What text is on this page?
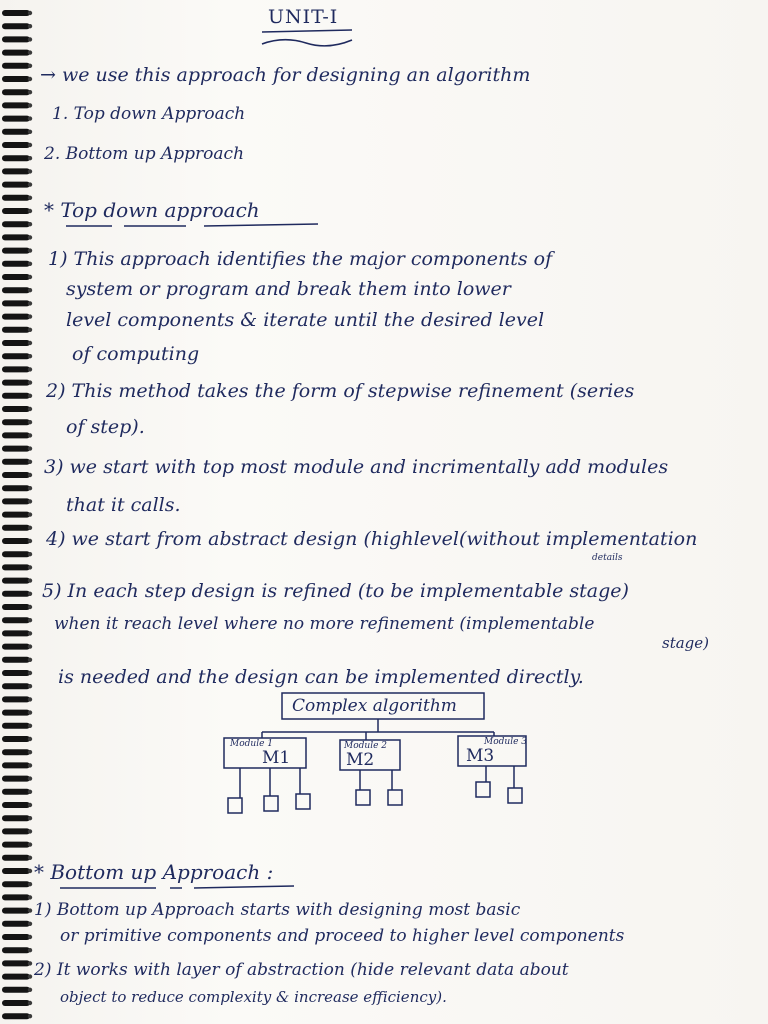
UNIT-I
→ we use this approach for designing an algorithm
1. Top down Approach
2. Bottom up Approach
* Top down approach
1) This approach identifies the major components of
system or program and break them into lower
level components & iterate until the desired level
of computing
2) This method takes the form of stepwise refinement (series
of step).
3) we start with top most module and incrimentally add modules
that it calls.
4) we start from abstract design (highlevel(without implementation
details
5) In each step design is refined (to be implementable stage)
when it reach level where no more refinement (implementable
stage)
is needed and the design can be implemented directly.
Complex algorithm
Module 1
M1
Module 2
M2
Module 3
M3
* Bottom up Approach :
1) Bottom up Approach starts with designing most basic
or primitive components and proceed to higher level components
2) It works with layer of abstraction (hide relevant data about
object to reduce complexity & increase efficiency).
...
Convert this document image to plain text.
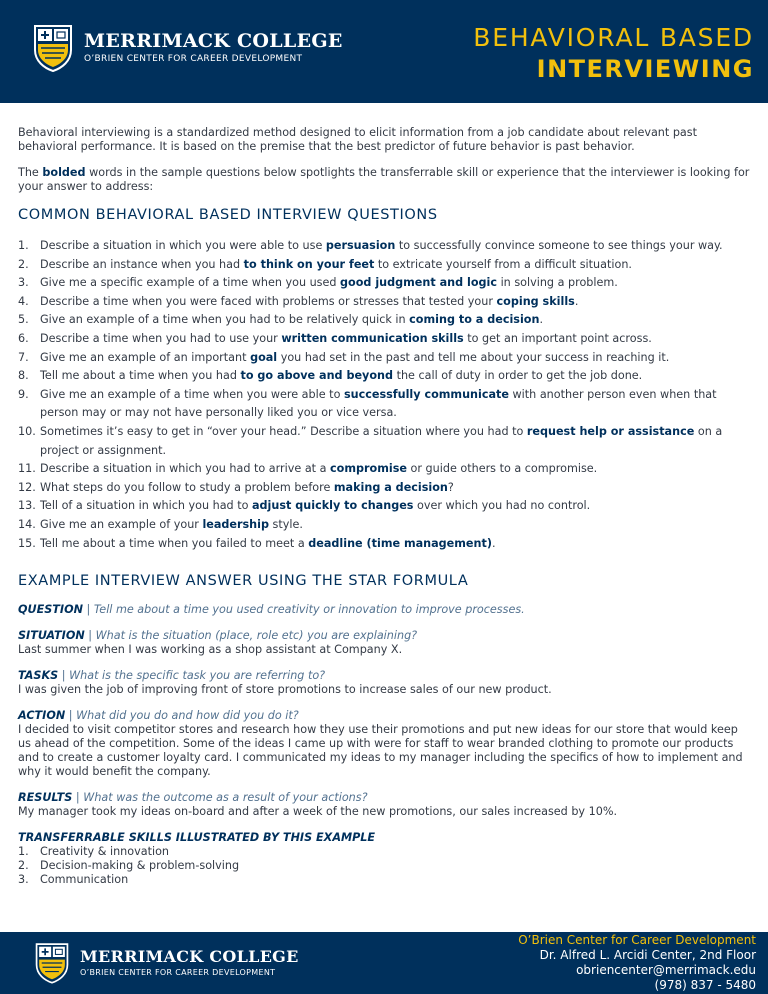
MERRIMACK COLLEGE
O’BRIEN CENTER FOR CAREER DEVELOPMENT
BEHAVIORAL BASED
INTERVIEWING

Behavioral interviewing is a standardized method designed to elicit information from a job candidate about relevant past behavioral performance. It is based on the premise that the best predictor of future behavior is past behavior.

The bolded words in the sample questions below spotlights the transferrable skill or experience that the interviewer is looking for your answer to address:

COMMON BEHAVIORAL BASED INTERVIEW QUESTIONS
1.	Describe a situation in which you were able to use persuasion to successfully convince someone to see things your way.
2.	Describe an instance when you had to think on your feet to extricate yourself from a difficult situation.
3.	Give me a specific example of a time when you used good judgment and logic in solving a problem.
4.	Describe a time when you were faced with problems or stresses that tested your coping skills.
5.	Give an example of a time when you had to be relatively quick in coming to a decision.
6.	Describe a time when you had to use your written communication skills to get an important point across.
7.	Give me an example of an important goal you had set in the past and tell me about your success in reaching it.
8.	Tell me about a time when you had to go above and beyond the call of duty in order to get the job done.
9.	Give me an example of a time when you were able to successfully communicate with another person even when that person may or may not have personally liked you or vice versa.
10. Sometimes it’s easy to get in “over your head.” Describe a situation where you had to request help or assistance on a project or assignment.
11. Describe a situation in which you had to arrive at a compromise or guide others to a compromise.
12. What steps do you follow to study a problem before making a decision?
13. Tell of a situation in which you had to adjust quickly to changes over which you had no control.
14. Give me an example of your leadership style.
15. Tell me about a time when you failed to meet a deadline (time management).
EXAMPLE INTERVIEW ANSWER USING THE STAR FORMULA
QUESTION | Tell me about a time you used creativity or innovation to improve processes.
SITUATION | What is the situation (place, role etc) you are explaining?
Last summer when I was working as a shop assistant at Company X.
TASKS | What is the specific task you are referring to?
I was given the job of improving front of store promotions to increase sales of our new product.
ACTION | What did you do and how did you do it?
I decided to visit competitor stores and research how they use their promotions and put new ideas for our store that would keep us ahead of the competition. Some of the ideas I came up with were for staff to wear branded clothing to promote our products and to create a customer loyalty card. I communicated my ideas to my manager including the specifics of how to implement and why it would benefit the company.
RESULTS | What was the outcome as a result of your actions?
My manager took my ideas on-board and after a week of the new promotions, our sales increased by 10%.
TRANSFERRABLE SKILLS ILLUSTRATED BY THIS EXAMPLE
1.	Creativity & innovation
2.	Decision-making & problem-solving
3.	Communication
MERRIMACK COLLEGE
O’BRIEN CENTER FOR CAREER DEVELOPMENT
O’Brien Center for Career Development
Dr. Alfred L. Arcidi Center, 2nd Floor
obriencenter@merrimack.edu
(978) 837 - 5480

* **Exercise**:
How many of the lines above contain the string "components"? Give the number only.

* **Task result**:
3